Records contained in a dataset:
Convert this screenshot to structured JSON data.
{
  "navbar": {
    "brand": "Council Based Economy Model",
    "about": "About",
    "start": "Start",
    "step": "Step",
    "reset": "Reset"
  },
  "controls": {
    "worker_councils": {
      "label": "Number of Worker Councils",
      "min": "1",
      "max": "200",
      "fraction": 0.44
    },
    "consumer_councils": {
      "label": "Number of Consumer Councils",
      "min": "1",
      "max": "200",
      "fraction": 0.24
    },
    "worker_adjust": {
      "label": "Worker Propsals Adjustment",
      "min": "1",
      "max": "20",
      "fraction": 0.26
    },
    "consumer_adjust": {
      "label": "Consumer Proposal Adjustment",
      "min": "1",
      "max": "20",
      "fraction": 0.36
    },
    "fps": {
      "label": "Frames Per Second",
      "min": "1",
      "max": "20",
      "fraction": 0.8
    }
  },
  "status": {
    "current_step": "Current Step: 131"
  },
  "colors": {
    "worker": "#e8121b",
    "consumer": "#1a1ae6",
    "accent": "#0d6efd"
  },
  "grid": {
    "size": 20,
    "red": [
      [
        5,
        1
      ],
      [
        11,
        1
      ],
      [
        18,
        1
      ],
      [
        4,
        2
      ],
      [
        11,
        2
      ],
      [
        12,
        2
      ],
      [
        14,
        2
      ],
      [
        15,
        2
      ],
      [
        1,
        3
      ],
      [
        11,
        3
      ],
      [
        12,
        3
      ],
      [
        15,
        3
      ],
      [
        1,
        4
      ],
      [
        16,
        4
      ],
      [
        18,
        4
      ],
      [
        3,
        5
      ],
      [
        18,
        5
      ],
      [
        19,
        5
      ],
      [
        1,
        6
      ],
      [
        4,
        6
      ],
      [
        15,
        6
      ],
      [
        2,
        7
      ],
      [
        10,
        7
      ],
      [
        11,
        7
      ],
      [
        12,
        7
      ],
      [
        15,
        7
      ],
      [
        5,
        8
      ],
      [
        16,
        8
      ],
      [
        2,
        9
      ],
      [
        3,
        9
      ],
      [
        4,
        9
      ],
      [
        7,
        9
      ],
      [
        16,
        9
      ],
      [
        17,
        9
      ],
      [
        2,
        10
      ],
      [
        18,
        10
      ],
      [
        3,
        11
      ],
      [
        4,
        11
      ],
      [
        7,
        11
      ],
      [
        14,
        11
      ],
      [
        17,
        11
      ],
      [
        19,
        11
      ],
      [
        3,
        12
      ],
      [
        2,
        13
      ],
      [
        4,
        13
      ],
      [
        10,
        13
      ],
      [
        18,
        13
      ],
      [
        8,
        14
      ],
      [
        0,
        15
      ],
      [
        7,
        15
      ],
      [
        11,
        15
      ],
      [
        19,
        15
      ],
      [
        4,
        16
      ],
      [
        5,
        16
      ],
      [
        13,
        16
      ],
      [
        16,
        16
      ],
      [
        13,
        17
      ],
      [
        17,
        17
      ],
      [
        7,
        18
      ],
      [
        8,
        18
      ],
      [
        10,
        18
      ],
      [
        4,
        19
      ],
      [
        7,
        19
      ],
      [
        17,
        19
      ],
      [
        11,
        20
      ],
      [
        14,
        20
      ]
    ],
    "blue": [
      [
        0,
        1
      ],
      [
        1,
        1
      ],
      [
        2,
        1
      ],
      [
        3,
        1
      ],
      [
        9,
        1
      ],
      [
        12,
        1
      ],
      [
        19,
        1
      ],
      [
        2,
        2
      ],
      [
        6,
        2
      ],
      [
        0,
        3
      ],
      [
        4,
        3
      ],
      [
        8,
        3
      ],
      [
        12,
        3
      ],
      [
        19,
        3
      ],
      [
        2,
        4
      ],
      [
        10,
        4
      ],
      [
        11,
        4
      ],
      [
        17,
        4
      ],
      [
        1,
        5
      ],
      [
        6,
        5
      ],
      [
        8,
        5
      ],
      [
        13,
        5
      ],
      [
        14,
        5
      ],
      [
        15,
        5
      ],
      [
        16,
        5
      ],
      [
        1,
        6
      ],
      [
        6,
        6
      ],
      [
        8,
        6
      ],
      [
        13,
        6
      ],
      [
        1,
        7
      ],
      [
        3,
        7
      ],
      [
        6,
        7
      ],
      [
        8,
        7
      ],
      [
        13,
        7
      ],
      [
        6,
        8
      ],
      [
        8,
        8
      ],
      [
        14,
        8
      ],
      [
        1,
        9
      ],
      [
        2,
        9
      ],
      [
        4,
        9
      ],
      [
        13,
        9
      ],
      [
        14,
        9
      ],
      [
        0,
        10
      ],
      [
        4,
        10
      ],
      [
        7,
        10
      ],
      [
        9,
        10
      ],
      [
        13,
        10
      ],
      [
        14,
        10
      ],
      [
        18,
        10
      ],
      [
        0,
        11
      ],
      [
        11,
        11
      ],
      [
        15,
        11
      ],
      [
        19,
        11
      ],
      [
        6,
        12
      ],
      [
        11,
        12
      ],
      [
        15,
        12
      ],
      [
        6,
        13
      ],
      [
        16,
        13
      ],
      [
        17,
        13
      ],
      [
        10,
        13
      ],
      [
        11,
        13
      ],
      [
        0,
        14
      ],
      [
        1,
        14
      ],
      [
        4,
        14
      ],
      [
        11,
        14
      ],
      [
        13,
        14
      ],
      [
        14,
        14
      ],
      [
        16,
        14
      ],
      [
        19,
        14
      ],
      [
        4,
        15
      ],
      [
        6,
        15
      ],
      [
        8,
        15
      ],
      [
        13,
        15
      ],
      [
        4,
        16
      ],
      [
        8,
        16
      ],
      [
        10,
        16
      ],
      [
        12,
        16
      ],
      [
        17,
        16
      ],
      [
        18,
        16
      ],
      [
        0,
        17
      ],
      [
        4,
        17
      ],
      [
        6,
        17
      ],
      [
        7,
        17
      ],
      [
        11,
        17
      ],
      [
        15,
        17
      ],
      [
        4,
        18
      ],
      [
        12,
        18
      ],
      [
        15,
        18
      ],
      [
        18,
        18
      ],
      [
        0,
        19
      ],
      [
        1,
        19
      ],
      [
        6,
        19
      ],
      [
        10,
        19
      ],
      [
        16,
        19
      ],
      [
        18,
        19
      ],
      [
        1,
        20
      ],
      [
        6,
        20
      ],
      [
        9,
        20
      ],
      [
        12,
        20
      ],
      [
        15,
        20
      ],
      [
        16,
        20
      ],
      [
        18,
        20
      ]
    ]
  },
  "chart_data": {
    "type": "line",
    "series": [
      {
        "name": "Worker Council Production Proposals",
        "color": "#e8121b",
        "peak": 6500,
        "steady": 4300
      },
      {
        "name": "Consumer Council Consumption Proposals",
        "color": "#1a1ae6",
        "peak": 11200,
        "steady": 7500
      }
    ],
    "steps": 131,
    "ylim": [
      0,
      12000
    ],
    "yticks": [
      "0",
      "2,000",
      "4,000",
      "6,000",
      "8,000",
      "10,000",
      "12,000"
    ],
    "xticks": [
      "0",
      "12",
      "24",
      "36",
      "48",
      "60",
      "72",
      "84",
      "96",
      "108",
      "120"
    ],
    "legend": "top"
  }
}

## Exercise goal
Repeat back the data above, exact to the last character.

## Output
Convert this screenshot to structured JSON data.
{
  "navbar": {
    "brand": "Council Based Economy Model",
    "about": "About",
    "start": "Start",
    "step": "Step",
    "reset": "Reset"
  },
  "controls": {
    "worker_councils": {
      "label": "Number of Worker Councils",
      "min": "1",
      "max": "200",
      "fraction": 0.44
    },
    "consumer_councils": {
      "label": "Number of Consumer Councils",
      "min": "1",
      "max": "200",
      "fraction": 0.24
    },
    "worker_adjust": {
      "label": "Worker Propsals Adjustment",
      "min": "1",
      "max": "20",
      "fraction": 0.26
    },
    "consumer_adjust": {
      "label": "Consumer Proposal Adjustment",
      "min": "1",
      "max": "20",
      "fraction": 0.36
    },
    "fps": {
      "label": "Frames Per Second",
      "min": "1",
      "max": "20",
      "fraction": 0.8
    }
  },
  "status": {
    "current_step": "Current Step: 131"
  },
  "colors": {
    "worker": "#e8121b",
    "consumer": "#1a1ae6",
    "accent": "#0d6efd"
  },
  "grid": {
    "size": 20,
    "red": [
      [
        5,
        1
      ],
      [
        11,
        1
      ],
      [
        18,
        1
      ],
      [
        4,
        2
      ],
      [
        11,
        2
      ],
      [
        12,
        2
      ],
      [
        14,
        2
      ],
      [
        15,
        2
      ],
      [
        1,
        3
      ],
      [
        11,
        3
      ],
      [
        12,
        3
      ],
      [
        15,
        3
      ],
      [
        1,
        4
      ],
      [
        16,
        4
      ],
      [
        18,
        4
      ],
      [
        3,
        5
      ],
      [
        18,
        5
      ],
      [
        19,
        5
      ],
      [
        1,
        6
      ],
      [
        4,
        6
      ],
      [
        15,
        6
      ],
      [
        2,
        7
      ],
      [
        10,
        7
      ],
      [
        11,
        7
      ],
      [
        12,
        7
      ],
      [
        15,
        7
      ],
      [
        5,
        8
      ],
      [
        16,
        8
      ],
      [
        2,
        9
      ],
      [
        3,
        9
      ],
      [
        4,
        9
      ],
      [
        7,
        9
      ],
      [
        16,
        9
      ],
      [
        17,
        9
      ],
      [
        2,
        10
      ],
      [
        18,
        10
      ],
      [
        3,
        11
      ],
      [
        4,
        11
      ],
      [
        7,
        11
      ],
      [
        14,
        11
      ],
      [
        17,
        11
      ],
      [
        19,
        11
      ],
      [
        3,
        12
      ],
      [
        2,
        13
      ],
      [
        4,
        13
      ],
      [
        10,
        13
      ],
      [
        18,
        13
      ],
      [
        8,
        14
      ],
      [
        0,
        15
      ],
      [
        7,
        15
      ],
      [
        11,
        15
      ],
      [
        19,
        15
      ],
      [
        4,
        16
      ],
      [
        5,
        16
      ],
      [
        13,
        16
      ],
      [
        16,
        16
      ],
      [
        13,
        17
      ],
      [
        17,
        17
      ],
      [
        7,
        18
      ],
      [
        8,
        18
      ],
      [
        10,
        18
      ],
      [
        4,
        19
      ],
      [
        7,
        19
      ],
      [
        17,
        19
      ],
      [
        11,
        20
      ],
      [
        14,
        20
      ]
    ],
    "blue": [
      [
        0,
        1
      ],
      [
        1,
        1
      ],
      [
        2,
        1
      ],
      [
        3,
        1
      ],
      [
        9,
        1
      ],
      [
        12,
        1
      ],
      [
        19,
        1
      ],
      [
        2,
        2
      ],
      [
        6,
        2
      ],
      [
        0,
        3
      ],
      [
        4,
        3
      ],
      [
        8,
        3
      ],
      [
        12,
        3
      ],
      [
        19,
        3
      ],
      [
        2,
        4
      ],
      [
        10,
        4
      ],
      [
        11,
        4
      ],
      [
        17,
        4
      ],
      [
        1,
        5
      ],
      [
        6,
        5
      ],
      [
        8,
        5
      ],
      [
        13,
        5
      ],
      [
        14,
        5
      ],
      [
        15,
        5
      ],
      [
        16,
        5
      ],
      [
        1,
        6
      ],
      [
        6,
        6
      ],
      [
        8,
        6
      ],
      [
        13,
        6
      ],
      [
        1,
        7
      ],
      [
        3,
        7
      ],
      [
        6,
        7
      ],
      [
        8,
        7
      ],
      [
        13,
        7
      ],
      [
        6,
        8
      ],
      [
        8,
        8
      ],
      [
        14,
        8
      ],
      [
        1,
        9
      ],
      [
        2,
        9
      ],
      [
        4,
        9
      ],
      [
        13,
        9
      ],
      [
        14,
        9
      ],
      [
        0,
        10
      ],
      [
        4,
        10
      ],
      [
        7,
        10
      ],
      [
        9,
        10
      ],
      [
        13,
        10
      ],
      [
        14,
        10
      ],
      [
        18,
        10
      ],
      [
        0,
        11
      ],
      [
        11,
        11
      ],
      [
        15,
        11
      ],
      [
        19,
        11
      ],
      [
        6,
        12
      ],
      [
        11,
        12
      ],
      [
        15,
        12
      ],
      [
        6,
        13
      ],
      [
        16,
        13
      ],
      [
        17,
        13
      ],
      [
        10,
        13
      ],
      [
        11,
        13
      ],
      [
        0,
        14
      ],
      [
        1,
        14
      ],
      [
        4,
        14
      ],
      [
        11,
        14
      ],
      [
        13,
        14
      ],
      [
        14,
        14
      ],
      [
        16,
        14
      ],
      [
        19,
        14
      ],
      [
        4,
        15
      ],
      [
        6,
        15
      ],
      [
        8,
        15
      ],
      [
        13,
        15
      ],
      [
        4,
        16
      ],
      [
        8,
        16
      ],
      [
        10,
        16
      ],
      [
        12,
        16
      ],
      [
        17,
        16
      ],
      [
        18,
        16
      ],
      [
        0,
        17
      ],
      [
        4,
        17
      ],
      [
        6,
        17
      ],
      [
        7,
        17
      ],
      [
        11,
        17
      ],
      [
        15,
        17
      ],
      [
        4,
        18
      ],
      [
        12,
        18
      ],
      [
        15,
        18
      ],
      [
        18,
        18
      ],
      [
        0,
        19
      ],
      [
        1,
        19
      ],
      [
        6,
        19
      ],
      [
        10,
        19
      ],
      [
        16,
        19
      ],
      [
        18,
        19
      ],
      [
        1,
        20
      ],
      [
        6,
        20
      ],
      [
        9,
        20
      ],
      [
        12,
        20
      ],
      [
        15,
        20
      ],
      [
        16,
        20
      ],
      [
        18,
        20
      ]
    ]
  },
  "chart_data": {
    "type": "line",
    "series": [
      {
        "name": "Worker Council Production Proposals",
        "color": "#e8121b",
        "peak": 6500,
        "steady": 4300
      },
      {
        "name": "Consumer Council Consumption Proposals",
        "color": "#1a1ae6",
        "peak": 11200,
        "steady": 7500
      }
    ],
    "steps": 131,
    "ylim": [
      0,
      12000
    ],
    "yticks": [
      "0",
      "2,000",
      "4,000",
      "6,000",
      "8,000",
      "10,000",
      "12,000"
    ],
    "xticks": [
      "0",
      "12",
      "24",
      "36",
      "48",
      "60",
      "72",
      "84",
      "96",
      "108",
      "120"
    ],
    "legend": "top"
  }
}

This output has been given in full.